* Task goal *
Go through the records and show each line where the word "Union" occurs.

* Input for this task *
↓↓↓

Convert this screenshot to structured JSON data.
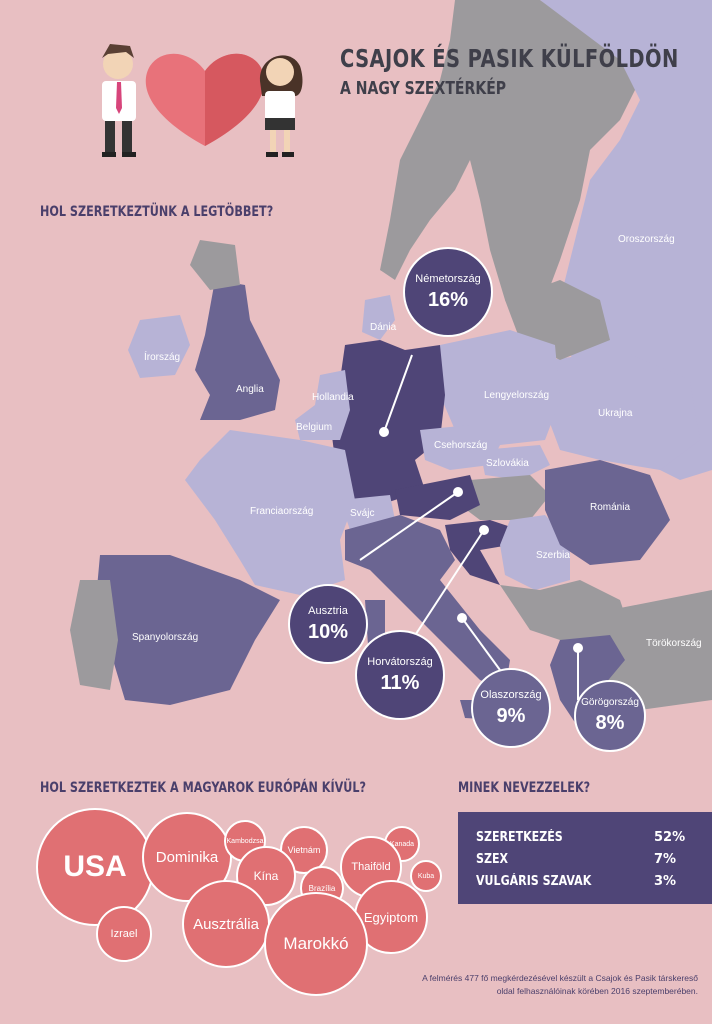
{
  "header": {
    "title": "CSAJOK ÉS PASIK KÜLFÖLDÖN",
    "subtitle": "A NAGY SZEXTÉRKÉP"
  },
  "illustration": {
    "icons": [
      "man-icon",
      "heart-puzzle-icon",
      "woman-icon"
    ]
  },
  "europe": {
    "heading": "HOL SZERETKEZTÜNK A LEGTÖBBET?",
    "countries": {
      "oroszorszag": "Oroszország",
      "irorszag": "Írország",
      "anglia": "Anglia",
      "dania": "Dánia",
      "hollandia": "Hollandia",
      "belgium": "Belgium",
      "lengyelorszag": "Lengyelország",
      "ukrajna": "Ukrajna",
      "csehorszag": "Csehország",
      "szlovakia": "Szlovákia",
      "franciaorszag": "Franciaország",
      "svajc": "Svájc",
      "romania": "Románia",
      "szerbia": "Szerbia",
      "torokorszag": "Törökország",
      "spanyolorszag": "Spanyolország"
    },
    "bubbles": {
      "nemetorszag": {
        "name": "Németország",
        "value": "16%"
      },
      "ausztria": {
        "name": "Ausztria",
        "value": "10%"
      },
      "horvatorszag": {
        "name": "Horvátország",
        "value": "11%"
      },
      "olaszorszag": {
        "name": "Olaszország",
        "value": "9%"
      },
      "gorogorszag": {
        "name": "Görögország",
        "value": "8%"
      }
    }
  },
  "outside": {
    "heading": "HOL SZERETKEZTEK A MAGYAROK EURÓPÁN KÍVÜL?",
    "places": {
      "usa": "USA",
      "dominika": "Dominika",
      "kambodzsa": "Kambodzsa",
      "vietnam": "Vietnám",
      "kanada": "Kanada",
      "kina": "Kína",
      "thaifold": "Thaiföld",
      "brazilia": "Brazília",
      "kuba": "Kuba",
      "izrael": "Izrael",
      "ausztralia": "Ausztrália",
      "egyiptom": "Egyiptom",
      "marokko": "Marokkó"
    }
  },
  "names": {
    "heading": "MINEK NEVEZZELEK?",
    "rows": [
      {
        "label": "SZERETKEZÉS",
        "value": "52%"
      },
      {
        "label": "SZEX",
        "value": "7%"
      },
      {
        "label": "VULGÁRIS SZAVAK",
        "value": "3%"
      }
    ]
  },
  "footnote": {
    "line1": "A felmérés 477 fő megkérdezésével készült a Csajok és Pasik társkereső",
    "line2": "oldal felhasználóinak körében 2016 szeptemberében."
  },
  "colors": {
    "background": "#e8bfc2",
    "dark_purple": "#4f4577",
    "mid_purple": "#6b6592",
    "light_purple": "#b7b3d6",
    "grey": "#9c9a9d",
    "coral": "#e07073"
  }
}
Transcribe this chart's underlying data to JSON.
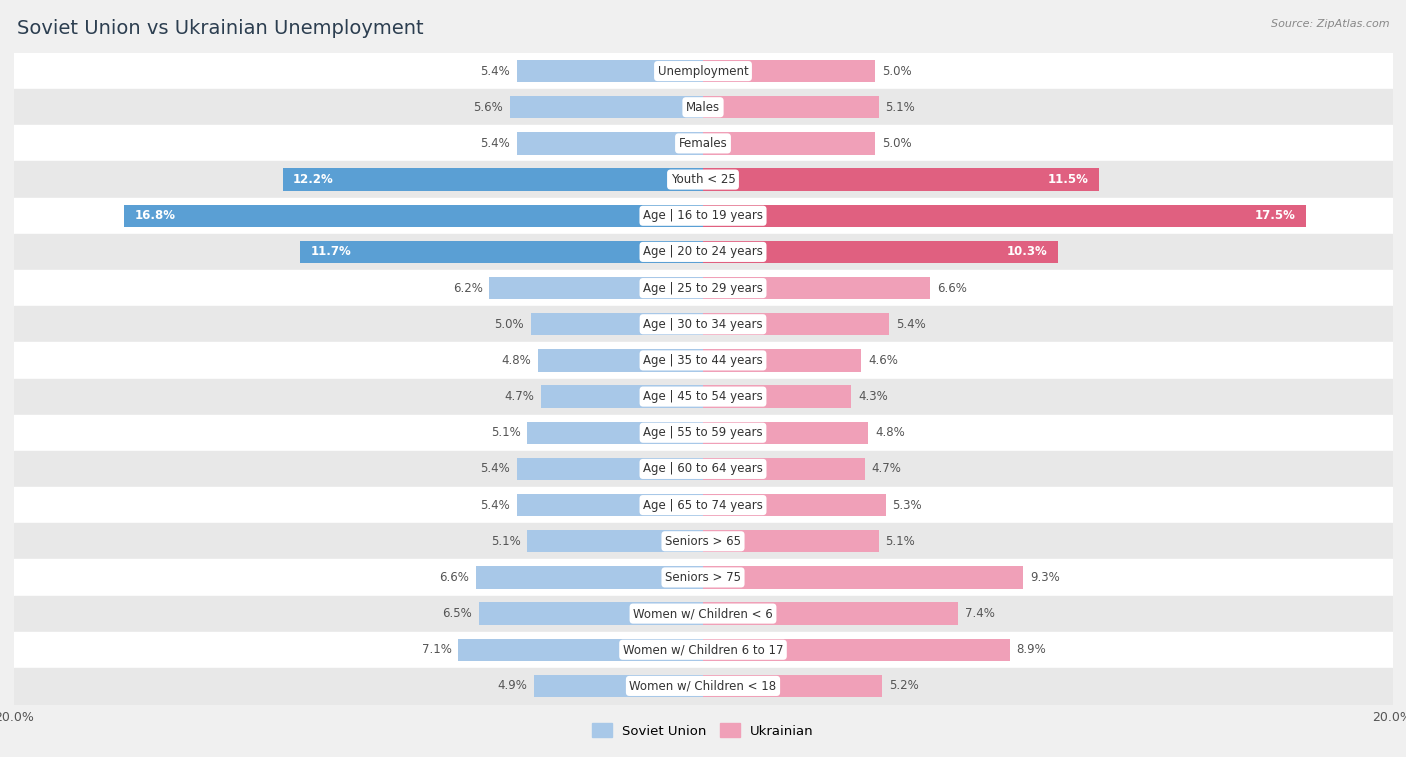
{
  "title": "Soviet Union vs Ukrainian Unemployment",
  "source": "Source: ZipAtlas.com",
  "categories": [
    "Unemployment",
    "Males",
    "Females",
    "Youth < 25",
    "Age | 16 to 19 years",
    "Age | 20 to 24 years",
    "Age | 25 to 29 years",
    "Age | 30 to 34 years",
    "Age | 35 to 44 years",
    "Age | 45 to 54 years",
    "Age | 55 to 59 years",
    "Age | 60 to 64 years",
    "Age | 65 to 74 years",
    "Seniors > 65",
    "Seniors > 75",
    "Women w/ Children < 6",
    "Women w/ Children 6 to 17",
    "Women w/ Children < 18"
  ],
  "soviet_values": [
    5.4,
    5.6,
    5.4,
    12.2,
    16.8,
    11.7,
    6.2,
    5.0,
    4.8,
    4.7,
    5.1,
    5.4,
    5.4,
    5.1,
    6.6,
    6.5,
    7.1,
    4.9
  ],
  "ukrainian_values": [
    5.0,
    5.1,
    5.0,
    11.5,
    17.5,
    10.3,
    6.6,
    5.4,
    4.6,
    4.3,
    4.8,
    4.7,
    5.3,
    5.1,
    9.3,
    7.4,
    8.9,
    5.2
  ],
  "soviet_color_light": "#a8c8e8",
  "soviet_color_dark": "#5a9fd4",
  "ukrainian_color_light": "#f0a0b8",
  "ukrainian_color_dark": "#e06080",
  "background_color": "#f0f0f0",
  "row_even_color": "#ffffff",
  "row_odd_color": "#e8e8e8",
  "xlim": 20.0,
  "bar_height": 0.62,
  "legend_soviet": "Soviet Union",
  "legend_ukrainian": "Ukrainian",
  "title_fontsize": 14,
  "label_fontsize": 8.5,
  "value_fontsize": 8.5
}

↑↑↑

* The output *
  "title": "Soviet Union vs Ukrainian Unemployment",
  "legend_soviet": "Soviet Union",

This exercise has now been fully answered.